— Begin —
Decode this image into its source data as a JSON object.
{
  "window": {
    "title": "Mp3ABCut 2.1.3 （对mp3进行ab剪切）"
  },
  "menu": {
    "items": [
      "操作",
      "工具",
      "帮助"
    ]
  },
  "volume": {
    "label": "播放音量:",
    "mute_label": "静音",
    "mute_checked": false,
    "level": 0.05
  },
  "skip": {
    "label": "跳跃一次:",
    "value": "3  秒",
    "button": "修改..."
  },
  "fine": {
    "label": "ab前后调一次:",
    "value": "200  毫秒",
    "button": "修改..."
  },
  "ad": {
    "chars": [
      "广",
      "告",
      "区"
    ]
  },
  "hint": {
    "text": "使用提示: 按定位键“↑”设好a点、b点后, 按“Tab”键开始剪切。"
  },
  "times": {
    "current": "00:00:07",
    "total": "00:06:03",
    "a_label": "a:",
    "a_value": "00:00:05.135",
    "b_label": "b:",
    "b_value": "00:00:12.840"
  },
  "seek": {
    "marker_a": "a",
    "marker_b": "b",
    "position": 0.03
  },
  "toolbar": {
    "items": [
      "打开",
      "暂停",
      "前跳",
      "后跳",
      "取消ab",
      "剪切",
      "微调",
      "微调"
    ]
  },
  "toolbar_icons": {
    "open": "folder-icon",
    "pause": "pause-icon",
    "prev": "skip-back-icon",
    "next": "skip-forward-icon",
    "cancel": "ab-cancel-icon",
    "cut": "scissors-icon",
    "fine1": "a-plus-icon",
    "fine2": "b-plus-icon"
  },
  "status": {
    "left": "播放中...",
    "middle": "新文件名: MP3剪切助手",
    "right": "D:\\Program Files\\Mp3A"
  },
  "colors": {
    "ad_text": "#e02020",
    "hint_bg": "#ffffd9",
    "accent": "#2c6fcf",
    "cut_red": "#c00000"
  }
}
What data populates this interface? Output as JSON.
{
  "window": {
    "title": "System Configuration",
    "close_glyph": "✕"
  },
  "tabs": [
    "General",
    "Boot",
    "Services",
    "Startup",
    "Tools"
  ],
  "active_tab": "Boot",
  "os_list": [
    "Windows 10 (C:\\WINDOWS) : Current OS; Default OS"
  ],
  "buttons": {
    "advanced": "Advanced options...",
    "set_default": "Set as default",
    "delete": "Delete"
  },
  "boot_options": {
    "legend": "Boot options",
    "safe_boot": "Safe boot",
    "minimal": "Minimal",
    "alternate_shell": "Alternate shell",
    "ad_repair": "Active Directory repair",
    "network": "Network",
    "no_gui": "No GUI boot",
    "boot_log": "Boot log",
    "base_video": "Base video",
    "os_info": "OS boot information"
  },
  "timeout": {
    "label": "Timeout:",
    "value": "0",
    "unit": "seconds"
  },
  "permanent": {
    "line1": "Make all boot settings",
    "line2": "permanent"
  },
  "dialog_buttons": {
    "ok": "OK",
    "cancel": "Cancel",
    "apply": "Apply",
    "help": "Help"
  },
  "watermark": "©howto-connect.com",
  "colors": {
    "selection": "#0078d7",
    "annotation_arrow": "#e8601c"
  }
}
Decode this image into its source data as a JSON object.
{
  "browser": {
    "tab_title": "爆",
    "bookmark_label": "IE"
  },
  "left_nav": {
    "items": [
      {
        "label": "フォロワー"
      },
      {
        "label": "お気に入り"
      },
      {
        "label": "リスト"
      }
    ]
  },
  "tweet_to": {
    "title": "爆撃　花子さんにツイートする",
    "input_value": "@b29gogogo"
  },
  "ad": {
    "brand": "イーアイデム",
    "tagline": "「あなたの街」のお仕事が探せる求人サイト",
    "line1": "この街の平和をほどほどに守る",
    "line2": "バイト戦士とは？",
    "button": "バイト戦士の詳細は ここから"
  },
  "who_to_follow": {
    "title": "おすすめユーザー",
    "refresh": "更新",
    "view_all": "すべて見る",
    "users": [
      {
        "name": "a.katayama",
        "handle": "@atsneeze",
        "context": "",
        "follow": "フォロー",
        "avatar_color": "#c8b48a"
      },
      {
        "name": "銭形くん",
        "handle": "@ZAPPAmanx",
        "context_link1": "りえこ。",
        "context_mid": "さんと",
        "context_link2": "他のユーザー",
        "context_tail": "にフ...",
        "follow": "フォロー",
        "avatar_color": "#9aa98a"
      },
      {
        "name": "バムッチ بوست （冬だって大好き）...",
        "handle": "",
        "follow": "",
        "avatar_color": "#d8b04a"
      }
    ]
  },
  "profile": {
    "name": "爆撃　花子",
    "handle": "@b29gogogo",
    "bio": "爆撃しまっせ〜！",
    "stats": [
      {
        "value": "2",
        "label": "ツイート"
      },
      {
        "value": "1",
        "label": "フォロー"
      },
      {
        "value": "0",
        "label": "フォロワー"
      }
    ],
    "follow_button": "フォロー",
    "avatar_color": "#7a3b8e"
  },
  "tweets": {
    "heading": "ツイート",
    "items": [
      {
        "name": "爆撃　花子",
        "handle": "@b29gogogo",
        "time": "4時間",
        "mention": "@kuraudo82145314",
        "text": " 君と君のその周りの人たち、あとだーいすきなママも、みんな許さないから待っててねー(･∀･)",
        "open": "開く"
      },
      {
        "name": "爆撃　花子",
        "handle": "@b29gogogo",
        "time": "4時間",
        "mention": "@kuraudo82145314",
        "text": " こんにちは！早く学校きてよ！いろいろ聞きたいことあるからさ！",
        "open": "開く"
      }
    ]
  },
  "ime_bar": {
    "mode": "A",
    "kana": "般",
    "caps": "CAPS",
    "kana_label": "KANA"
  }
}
— End —
● **REQUIRED WORK**:
Go back to the listing above and please repeat it exactly.

● **WORKED ANSWER**:
Decode this image into its source data as a JSON object.
{
  "window": {
    "title": "Mp3ABCut 2.1.3 （对mp3进行ab剪切）"
  },
  "menu": {
    "items": [
      "操作",
      "工具",
      "帮助"
    ]
  },
  "volume": {
    "label": "播放音量:",
    "mute_label": "静音",
    "mute_checked": false,
    "level": 0.05
  },
  "skip": {
    "label": "跳跃一次:",
    "value": "3  秒",
    "button": "修改..."
  },
  "fine": {
    "label": "ab前后调一次:",
    "value": "200  毫秒",
    "button": "修改..."
  },
  "ad": {
    "chars": [
      "广",
      "告",
      "区"
    ]
  },
  "hint": {
    "text": "使用提示: 按定位键“↑”设好a点、b点后, 按“Tab”键开始剪切。"
  },
  "times": {
    "current": "00:00:07",
    "total": "00:06:03",
    "a_label": "a:",
    "a_value": "00:00:05.135",
    "b_label": "b:",
    "b_value": "00:00:12.840"
  },
  "seek": {
    "marker_a": "a",
    "marker_b": "b",
    "position": 0.03
  },
  "toolbar": {
    "items": [
      "打开",
      "暂停",
      "前跳",
      "后跳",
      "取消ab",
      "剪切",
      "微调",
      "微调"
    ]
  },
  "toolbar_icons": {
    "open": "folder-icon",
    "pause": "pause-icon",
    "prev": "skip-back-icon",
    "next": "skip-forward-icon",
    "cancel": "ab-cancel-icon",
    "cut": "scissors-icon",
    "fine1": "a-plus-icon",
    "fine2": "b-plus-icon"
  },
  "status": {
    "left": "播放中...",
    "middle": "新文件名: MP3剪切助手",
    "right": "D:\\Program Files\\Mp3A"
  },
  "colors": {
    "ad_text": "#e02020",
    "hint_bg": "#ffffd9",
    "accent": "#2c6fcf",
    "cut_red": "#c00000"
  }
}
What data populates this interface? Output as JSON.
{
  "window": {
    "title": "System Configuration",
    "close_glyph": "✕"
  },
  "tabs": [
    "General",
    "Boot",
    "Services",
    "Startup",
    "Tools"
  ],
  "active_tab": "Boot",
  "os_list": [
    "Windows 10 (C:\\WINDOWS) : Current OS; Default OS"
  ],
  "buttons": {
    "advanced": "Advanced options...",
    "set_default": "Set as default",
    "delete": "Delete"
  },
  "boot_options": {
    "legend": "Boot options",
    "safe_boot": "Safe boot",
    "minimal": "Minimal",
    "alternate_shell": "Alternate shell",
    "ad_repair": "Active Directory repair",
    "network": "Network",
    "no_gui": "No GUI boot",
    "boot_log": "Boot log",
    "base_video": "Base video",
    "os_info": "OS boot information"
  },
  "timeout": {
    "label": "Timeout:",
    "value": "0",
    "unit": "seconds"
  },
  "permanent": {
    "line1": "Make all boot settings",
    "line2": "permanent"
  },
  "dialog_buttons": {
    "ok": "OK",
    "cancel": "Cancel",
    "apply": "Apply",
    "help": "Help"
  },
  "watermark": "©howto-connect.com",
  "colors": {
    "selection": "#0078d7",
    "annotation_arrow": "#e8601c"
  }
}
Decode this image into its source data as a JSON object.
{
  "browser": {
    "tab_title": "爆",
    "bookmark_label": "IE"
  },
  "left_nav": {
    "items": [
      {
        "label": "フォロワー"
      },
      {
        "label": "お気に入り"
      },
      {
        "label": "リスト"
      }
    ]
  },
  "tweet_to": {
    "title": "爆撃　花子さんにツイートする",
    "input_value": "@b29gogogo"
  },
  "ad": {
    "brand": "イーアイデム",
    "tagline": "「あなたの街」のお仕事が探せる求人サイト",
    "line1": "この街の平和をほどほどに守る",
    "line2": "バイト戦士とは？",
    "button": "バイト戦士の詳細は ここから"
  },
  "who_to_follow": {
    "title": "おすすめユーザー",
    "refresh": "更新",
    "view_all": "すべて見る",
    "users": [
      {
        "name": "a.katayama",
        "handle": "@atsneeze",
        "context": "",
        "follow": "フォロー",
        "avatar_color": "#c8b48a"
      },
      {
        "name": "銭形くん",
        "handle": "@ZAPPAmanx",
        "context_link1": "りえこ。",
        "context_mid": "さんと",
        "context_link2": "他のユーザー",
        "context_tail": "にフ...",
        "follow": "フォロー",
        "avatar_color": "#9aa98a"
      },
      {
        "name": "バムッチ بوست （冬だって大好き）...",
        "handle": "",
        "follow": "",
        "avatar_color": "#d8b04a"
      }
    ]
  },
  "profile": {
    "name": "爆撃　花子",
    "handle": "@b29gogogo",
    "bio": "爆撃しまっせ〜！",
    "stats": [
      {
        "value": "2",
        "label": "ツイート"
      },
      {
        "value": "1",
        "label": "フォロー"
      },
      {
        "value": "0",
        "label": "フォロワー"
      }
    ],
    "follow_button": "フォロー",
    "avatar_color": "#7a3b8e"
  },
  "tweets": {
    "heading": "ツイート",
    "items": [
      {
        "name": "爆撃　花子",
        "handle": "@b29gogogo",
        "time": "4時間",
        "mention": "@kuraudo82145314",
        "text": " 君と君のその周りの人たち、あとだーいすきなママも、みんな許さないから待っててねー(･∀･)",
        "open": "開く"
      },
      {
        "name": "爆撃　花子",
        "handle": "@b29gogogo",
        "time": "4時間",
        "mention": "@kuraudo82145314",
        "text": " こんにちは！早く学校きてよ！いろいろ聞きたいことあるからさ！",
        "open": "開く"
      }
    ]
  },
  "ime_bar": {
    "mode": "A",
    "kana": "般",
    "caps": "CAPS",
    "kana_label": "KANA"
  }
}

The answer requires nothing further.